EXTRACT PROVIDED →
- - - -

Note: Dr. Abolfazl Hasanabadi, Dr. Habibollah Esmaeeli and Dr. Mehdi Abolhasani participated in the fifth meeting out of the series of meetings on oral history in Iran hosted by Mrs. Mosafa. In the meeting set up in the History Hallway of the Clubhouse, they talked about “the significance and function of oral history in documenting organizational knowledge and history”.

In this section, the term “redundant history” and parallelism was dealt with.

 

Abbasi: I am not an expert in oral history and my specialty is the Middle History of Iran; but for some reasons, my work as a presenter has been drawn to oral history, and I will share my experiences in this field. More than 10 years ago, when the debate over oral history in Iran was just beginning, the friends at the Faculty of Literature and Humanities of Ferdowsi University of Mashhad thought of pursuing the oral history of the faculty. The result was 10 or 15 interviews with different people, which were recorded and transcribed and put together, and the text was delivered to the faculty. Last year we decided to revive the college's oral history; but we saw that from all these interviews, there is no such thing as history. Everyone has put forward conversations, opinions, memories, and issues that have dealt with them and they have been transcribed.

When we were involved, we saw that there are various sources in the university, faculty and Astan Quds, etc., including more than 2000 documents. We took these documents and reviewed the published materials such as Matini's memoirs, Dr. Yahaghi's memoirs and the people who were in the college. The issue of Dr. Shariati and what had happened to him the time he was a student until he left Ferdowsi University as a professor was a story in itself, since it was related to the Faculty of Literature.

We came to a conclusion with them, which was the title of our project: "Oral History of the Faculty of Literature". But when we got to the end of the work, we saw that it was no longer oral history. That is, oral history and its interviews became a part of our work. So what was published is "History of the Faculty of Literature" and not "Oral History of the Faculty of Literature". Regarding its importance, in some places, the words of Dr. Abolhassani are really correct, as there were many documents, documents, writings and publications. But there were also places that were really oral history or interviews that suited our work. For example, when we wanted to write about the spatial evolution of the college, we almost did not have documents about the initial spatial evolution.

- - - -

DATA PROVIDED →
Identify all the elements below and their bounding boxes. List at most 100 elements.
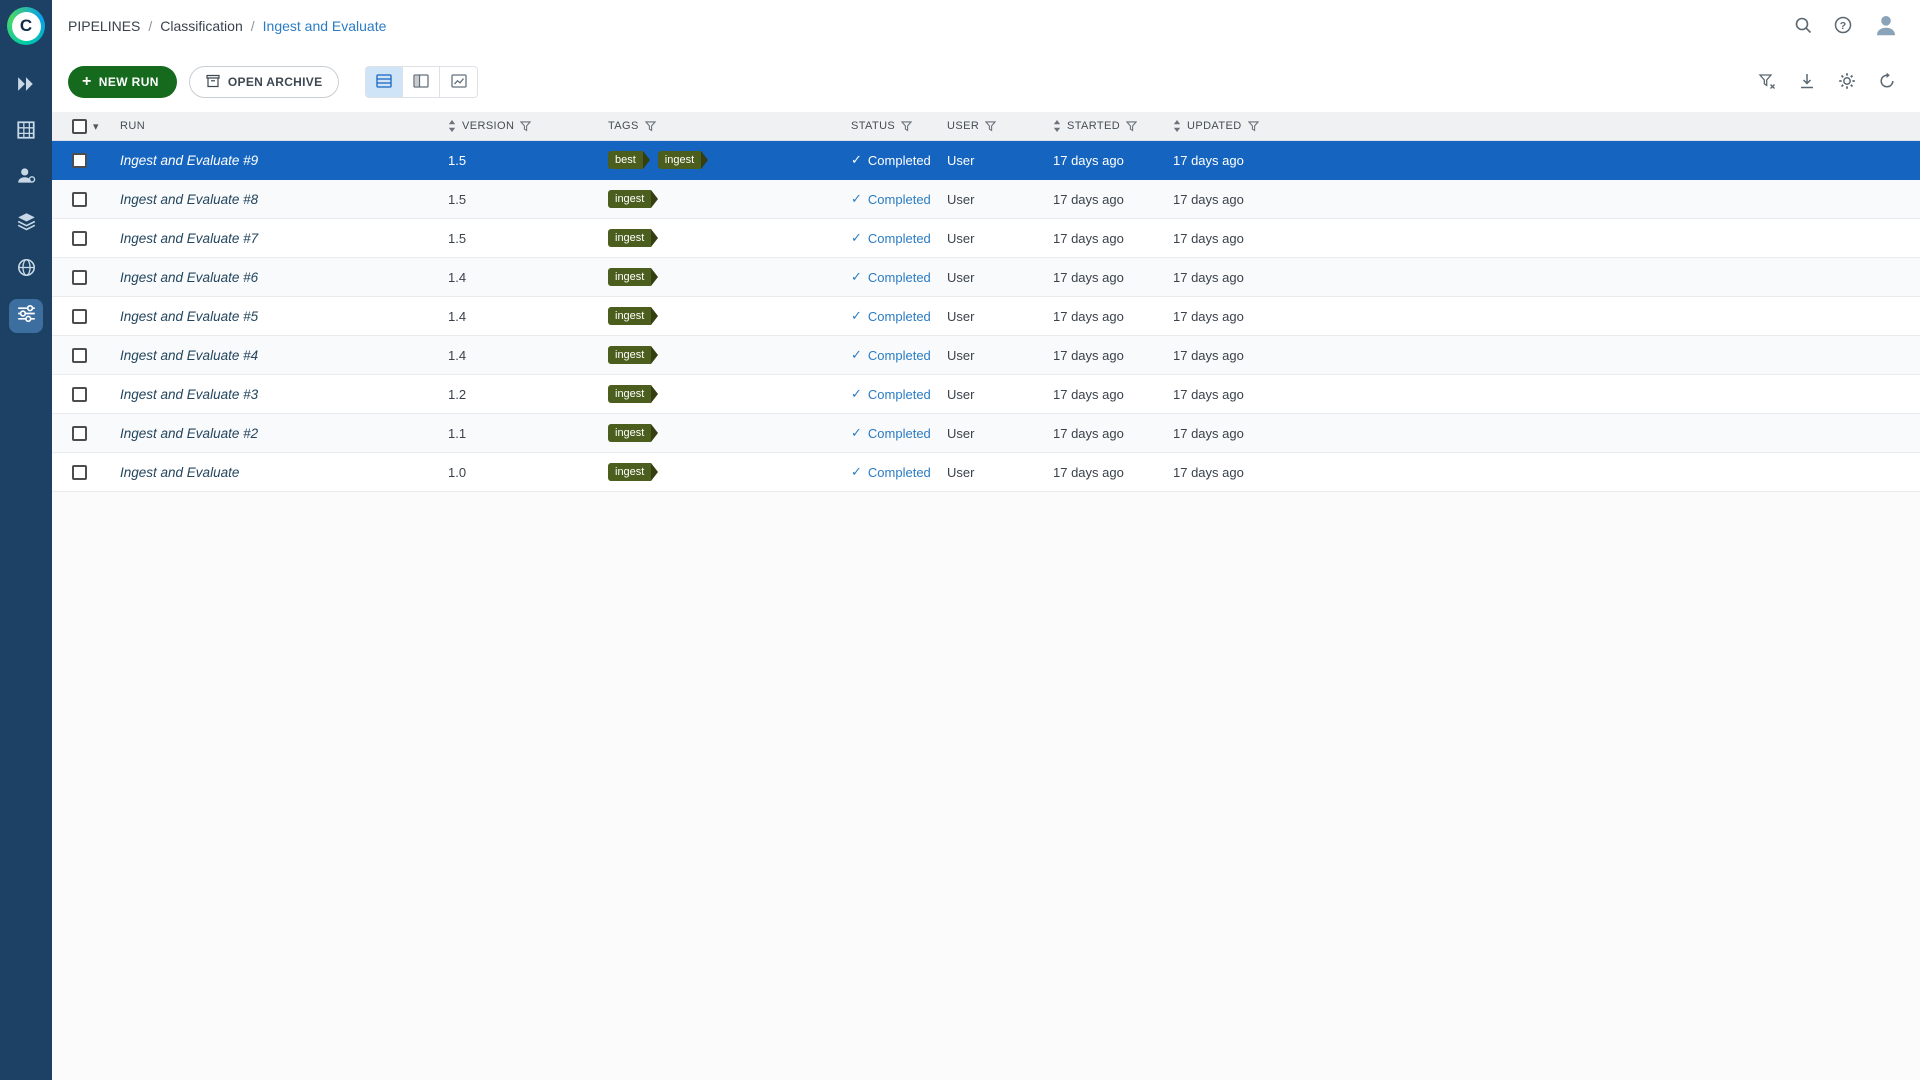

- - - -

EXERCISE TASK → Quote the oral history meeting excerpt word for word, between "We came to a" and "initial spatial evolution.", inclusive.

CORRECT ANSWER →
We came to a conclusion with them, which was the title of our project: "Oral History of the Faculty of Literature". But when we got to the end of the work, we saw that it was no longer oral history. That is, oral history and its interviews became a part of our work. So what was published is "History of the Faculty of Literature" and not "Oral History of the Faculty of Literature". Regarding its importance, in some places, the words of Dr. Abolhassani are really correct, as there were many documents, documents, writings and publications. But there were also places that were really oral history or interviews that suited our work. For example, when we wanted to write about the spatial evolution of the college, we almost did not have documents about the initial spatial evolution.